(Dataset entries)
····················
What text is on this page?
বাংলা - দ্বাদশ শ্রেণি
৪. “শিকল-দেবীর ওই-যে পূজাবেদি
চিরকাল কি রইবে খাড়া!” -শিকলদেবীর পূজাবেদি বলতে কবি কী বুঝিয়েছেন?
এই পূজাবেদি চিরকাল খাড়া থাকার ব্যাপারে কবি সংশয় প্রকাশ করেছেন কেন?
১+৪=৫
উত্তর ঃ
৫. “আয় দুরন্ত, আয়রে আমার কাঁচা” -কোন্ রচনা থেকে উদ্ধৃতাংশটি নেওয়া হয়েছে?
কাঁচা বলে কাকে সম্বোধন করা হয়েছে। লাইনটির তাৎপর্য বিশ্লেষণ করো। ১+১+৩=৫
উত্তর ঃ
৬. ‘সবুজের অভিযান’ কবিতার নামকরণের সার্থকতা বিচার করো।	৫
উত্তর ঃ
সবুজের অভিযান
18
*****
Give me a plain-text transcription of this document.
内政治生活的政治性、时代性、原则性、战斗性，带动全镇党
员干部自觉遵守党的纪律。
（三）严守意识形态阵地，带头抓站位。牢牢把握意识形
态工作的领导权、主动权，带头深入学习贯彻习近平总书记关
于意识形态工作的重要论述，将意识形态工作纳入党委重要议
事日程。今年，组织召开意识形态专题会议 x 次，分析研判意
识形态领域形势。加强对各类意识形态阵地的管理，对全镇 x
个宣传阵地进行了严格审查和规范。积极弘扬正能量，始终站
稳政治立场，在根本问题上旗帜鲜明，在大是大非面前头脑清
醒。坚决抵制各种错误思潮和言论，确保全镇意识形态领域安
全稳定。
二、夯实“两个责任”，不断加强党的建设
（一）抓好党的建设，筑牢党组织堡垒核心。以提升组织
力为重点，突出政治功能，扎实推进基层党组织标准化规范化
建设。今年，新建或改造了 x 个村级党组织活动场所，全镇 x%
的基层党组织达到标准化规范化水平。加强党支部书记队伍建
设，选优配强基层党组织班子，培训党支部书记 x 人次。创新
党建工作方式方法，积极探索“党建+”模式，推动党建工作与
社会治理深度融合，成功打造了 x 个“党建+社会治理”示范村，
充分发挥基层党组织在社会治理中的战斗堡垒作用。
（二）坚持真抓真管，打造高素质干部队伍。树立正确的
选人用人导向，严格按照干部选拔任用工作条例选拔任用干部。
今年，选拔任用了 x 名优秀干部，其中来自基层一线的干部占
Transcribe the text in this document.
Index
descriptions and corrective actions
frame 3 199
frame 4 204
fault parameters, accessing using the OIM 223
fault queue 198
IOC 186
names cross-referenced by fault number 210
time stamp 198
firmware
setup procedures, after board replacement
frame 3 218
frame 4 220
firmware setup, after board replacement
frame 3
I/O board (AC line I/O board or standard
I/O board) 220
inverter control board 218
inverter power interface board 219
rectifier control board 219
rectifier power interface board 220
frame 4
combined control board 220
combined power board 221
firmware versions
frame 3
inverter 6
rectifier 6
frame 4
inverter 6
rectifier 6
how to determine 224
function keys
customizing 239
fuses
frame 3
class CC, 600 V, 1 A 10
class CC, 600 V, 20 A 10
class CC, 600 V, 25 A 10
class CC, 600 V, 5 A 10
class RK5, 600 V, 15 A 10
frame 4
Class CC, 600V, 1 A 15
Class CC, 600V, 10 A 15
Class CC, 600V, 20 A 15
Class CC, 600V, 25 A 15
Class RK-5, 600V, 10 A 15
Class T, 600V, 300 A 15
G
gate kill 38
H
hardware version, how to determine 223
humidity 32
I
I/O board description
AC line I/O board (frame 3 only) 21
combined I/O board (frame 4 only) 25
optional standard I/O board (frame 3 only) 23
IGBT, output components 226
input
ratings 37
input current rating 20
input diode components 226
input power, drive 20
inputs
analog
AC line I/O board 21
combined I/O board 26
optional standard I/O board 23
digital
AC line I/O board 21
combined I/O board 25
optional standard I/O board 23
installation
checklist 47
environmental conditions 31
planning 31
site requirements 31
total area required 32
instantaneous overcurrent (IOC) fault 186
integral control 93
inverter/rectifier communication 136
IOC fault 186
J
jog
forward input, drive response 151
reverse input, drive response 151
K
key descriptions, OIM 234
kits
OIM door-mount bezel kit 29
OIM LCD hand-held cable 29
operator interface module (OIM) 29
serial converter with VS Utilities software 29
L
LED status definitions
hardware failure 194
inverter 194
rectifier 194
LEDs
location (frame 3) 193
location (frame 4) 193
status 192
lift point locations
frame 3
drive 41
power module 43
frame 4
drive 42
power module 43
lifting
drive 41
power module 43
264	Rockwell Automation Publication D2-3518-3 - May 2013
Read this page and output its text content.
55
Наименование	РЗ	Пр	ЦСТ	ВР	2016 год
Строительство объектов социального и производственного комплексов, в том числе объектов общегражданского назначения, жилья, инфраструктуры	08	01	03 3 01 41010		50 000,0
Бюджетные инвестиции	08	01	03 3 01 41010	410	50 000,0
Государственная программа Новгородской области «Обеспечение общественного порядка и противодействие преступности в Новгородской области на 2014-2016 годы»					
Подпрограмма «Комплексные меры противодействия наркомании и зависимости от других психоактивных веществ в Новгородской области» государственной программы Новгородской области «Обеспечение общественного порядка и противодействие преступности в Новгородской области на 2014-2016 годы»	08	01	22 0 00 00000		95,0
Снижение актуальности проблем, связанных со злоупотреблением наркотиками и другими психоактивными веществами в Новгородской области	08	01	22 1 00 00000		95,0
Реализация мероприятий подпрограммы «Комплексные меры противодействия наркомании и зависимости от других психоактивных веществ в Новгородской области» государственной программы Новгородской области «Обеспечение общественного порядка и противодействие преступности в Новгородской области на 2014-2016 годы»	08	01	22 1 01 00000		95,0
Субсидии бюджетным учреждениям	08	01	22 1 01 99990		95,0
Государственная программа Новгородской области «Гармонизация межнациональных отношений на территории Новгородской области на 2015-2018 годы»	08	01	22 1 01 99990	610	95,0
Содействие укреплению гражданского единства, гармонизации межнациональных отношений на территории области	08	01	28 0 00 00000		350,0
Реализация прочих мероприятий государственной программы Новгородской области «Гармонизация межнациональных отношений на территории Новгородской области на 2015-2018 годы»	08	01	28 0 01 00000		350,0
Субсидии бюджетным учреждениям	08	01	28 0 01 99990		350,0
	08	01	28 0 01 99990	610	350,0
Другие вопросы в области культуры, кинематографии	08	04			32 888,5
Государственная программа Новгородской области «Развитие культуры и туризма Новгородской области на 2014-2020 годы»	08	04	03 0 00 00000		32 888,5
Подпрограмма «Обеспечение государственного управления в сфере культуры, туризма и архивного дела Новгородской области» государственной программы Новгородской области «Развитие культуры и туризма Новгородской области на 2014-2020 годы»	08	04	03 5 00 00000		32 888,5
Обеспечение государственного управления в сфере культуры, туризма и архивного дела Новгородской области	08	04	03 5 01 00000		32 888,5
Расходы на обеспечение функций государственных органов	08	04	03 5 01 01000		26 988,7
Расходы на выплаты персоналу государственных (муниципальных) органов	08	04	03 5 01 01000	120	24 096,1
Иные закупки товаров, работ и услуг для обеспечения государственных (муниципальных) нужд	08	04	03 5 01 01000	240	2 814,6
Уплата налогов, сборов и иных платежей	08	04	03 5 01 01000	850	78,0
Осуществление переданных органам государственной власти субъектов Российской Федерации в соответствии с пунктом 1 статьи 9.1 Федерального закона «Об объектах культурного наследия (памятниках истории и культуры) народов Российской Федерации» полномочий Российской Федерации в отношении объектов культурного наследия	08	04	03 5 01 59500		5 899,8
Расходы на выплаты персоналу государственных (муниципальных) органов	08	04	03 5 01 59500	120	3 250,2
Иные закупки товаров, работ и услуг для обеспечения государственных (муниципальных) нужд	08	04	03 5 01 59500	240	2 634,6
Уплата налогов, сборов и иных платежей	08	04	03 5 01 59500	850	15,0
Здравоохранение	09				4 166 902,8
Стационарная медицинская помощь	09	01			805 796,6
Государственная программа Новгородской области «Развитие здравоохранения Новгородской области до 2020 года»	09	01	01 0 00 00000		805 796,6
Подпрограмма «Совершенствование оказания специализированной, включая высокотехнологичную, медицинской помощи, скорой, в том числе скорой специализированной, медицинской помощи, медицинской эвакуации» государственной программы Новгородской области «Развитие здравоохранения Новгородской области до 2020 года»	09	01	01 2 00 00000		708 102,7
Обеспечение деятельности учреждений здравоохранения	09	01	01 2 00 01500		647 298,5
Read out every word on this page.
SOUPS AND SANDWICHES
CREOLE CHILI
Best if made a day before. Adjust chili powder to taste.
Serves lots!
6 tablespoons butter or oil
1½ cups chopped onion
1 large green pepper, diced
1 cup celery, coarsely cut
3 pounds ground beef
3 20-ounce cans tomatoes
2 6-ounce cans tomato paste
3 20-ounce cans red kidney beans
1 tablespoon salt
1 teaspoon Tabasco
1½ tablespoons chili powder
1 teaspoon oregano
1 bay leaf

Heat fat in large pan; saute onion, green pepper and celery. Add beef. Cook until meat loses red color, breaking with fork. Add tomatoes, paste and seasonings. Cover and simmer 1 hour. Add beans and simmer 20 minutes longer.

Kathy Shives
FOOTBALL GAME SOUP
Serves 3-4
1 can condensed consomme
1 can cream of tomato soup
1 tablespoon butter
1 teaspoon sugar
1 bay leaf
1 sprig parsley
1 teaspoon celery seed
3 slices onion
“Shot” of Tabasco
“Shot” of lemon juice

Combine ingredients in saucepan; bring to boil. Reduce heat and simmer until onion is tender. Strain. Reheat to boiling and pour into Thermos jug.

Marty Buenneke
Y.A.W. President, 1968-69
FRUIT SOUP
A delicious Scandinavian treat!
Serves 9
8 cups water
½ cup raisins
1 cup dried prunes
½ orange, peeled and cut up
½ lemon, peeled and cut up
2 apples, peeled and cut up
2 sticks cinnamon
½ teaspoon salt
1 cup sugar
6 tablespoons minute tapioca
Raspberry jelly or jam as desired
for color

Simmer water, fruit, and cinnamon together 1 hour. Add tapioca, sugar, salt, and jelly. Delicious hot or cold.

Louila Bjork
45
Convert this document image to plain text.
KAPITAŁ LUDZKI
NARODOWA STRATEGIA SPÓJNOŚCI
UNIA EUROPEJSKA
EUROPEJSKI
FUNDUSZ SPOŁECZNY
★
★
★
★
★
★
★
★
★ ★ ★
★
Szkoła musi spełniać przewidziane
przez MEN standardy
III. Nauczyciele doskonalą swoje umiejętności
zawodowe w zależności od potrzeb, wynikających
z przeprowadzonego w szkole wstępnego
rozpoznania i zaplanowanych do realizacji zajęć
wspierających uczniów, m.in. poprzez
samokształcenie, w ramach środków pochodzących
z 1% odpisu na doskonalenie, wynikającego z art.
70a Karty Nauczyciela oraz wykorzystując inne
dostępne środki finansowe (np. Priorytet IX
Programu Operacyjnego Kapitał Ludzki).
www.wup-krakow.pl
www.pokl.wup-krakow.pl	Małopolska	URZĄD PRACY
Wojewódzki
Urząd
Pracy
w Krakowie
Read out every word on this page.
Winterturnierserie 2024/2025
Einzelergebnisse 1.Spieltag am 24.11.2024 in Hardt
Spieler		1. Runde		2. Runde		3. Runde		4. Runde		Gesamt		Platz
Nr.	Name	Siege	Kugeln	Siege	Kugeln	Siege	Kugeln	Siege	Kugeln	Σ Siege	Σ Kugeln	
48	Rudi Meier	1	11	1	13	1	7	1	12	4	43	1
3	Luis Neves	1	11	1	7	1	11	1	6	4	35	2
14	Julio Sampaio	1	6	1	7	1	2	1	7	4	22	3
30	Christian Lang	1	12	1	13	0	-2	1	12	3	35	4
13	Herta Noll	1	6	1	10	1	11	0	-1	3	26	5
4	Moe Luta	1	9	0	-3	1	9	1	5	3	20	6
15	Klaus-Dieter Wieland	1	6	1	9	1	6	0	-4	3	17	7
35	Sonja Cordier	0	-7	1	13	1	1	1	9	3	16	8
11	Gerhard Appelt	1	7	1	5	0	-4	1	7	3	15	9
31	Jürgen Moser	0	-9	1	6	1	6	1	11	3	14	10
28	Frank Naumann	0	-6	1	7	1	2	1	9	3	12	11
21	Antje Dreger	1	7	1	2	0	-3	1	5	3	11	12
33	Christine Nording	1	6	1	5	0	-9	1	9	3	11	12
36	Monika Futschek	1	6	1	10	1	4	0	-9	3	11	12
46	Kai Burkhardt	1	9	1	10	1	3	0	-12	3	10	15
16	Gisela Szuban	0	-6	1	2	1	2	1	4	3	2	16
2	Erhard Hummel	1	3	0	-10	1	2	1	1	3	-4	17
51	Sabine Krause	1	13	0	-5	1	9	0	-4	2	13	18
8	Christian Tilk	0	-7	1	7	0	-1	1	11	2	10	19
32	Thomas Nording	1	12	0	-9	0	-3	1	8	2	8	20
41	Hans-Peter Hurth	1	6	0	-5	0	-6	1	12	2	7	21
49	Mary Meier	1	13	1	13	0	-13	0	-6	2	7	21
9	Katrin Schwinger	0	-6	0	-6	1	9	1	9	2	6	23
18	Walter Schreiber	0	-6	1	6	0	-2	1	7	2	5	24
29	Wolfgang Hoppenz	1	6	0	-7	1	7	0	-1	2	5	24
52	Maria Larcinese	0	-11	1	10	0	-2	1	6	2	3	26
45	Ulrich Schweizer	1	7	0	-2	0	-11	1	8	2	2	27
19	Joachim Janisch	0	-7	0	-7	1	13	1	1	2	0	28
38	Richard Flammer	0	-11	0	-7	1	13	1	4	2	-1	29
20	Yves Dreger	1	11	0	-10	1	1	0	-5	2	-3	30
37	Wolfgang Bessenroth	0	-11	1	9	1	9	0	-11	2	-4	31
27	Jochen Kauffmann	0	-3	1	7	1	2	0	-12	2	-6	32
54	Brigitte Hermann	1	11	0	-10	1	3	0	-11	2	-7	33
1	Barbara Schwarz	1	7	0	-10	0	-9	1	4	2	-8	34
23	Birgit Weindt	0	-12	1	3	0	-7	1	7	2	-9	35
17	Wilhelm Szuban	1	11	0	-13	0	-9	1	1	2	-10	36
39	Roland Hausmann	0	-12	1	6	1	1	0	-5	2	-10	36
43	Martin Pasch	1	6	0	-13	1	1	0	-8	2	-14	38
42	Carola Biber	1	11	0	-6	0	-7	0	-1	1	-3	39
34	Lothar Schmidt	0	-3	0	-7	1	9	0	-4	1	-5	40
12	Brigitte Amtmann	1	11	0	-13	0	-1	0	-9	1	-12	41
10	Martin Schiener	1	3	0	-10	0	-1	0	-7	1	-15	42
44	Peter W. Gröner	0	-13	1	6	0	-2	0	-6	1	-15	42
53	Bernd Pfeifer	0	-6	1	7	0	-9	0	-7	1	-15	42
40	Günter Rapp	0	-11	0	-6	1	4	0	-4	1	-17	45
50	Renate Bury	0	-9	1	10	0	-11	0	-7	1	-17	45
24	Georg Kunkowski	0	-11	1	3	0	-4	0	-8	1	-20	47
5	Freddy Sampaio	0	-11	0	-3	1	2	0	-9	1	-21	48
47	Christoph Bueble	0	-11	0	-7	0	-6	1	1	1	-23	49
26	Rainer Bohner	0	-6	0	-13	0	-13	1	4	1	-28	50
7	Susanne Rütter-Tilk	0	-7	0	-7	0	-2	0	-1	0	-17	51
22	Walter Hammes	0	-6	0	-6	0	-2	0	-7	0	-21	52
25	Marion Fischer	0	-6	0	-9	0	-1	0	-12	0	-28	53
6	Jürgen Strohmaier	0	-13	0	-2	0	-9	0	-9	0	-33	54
····················
▶ _WHAT IS REQUIRED_
Tally the lines of the data that contain the string "peeled" and report the total alone.

▶ _TASK RESULT_
3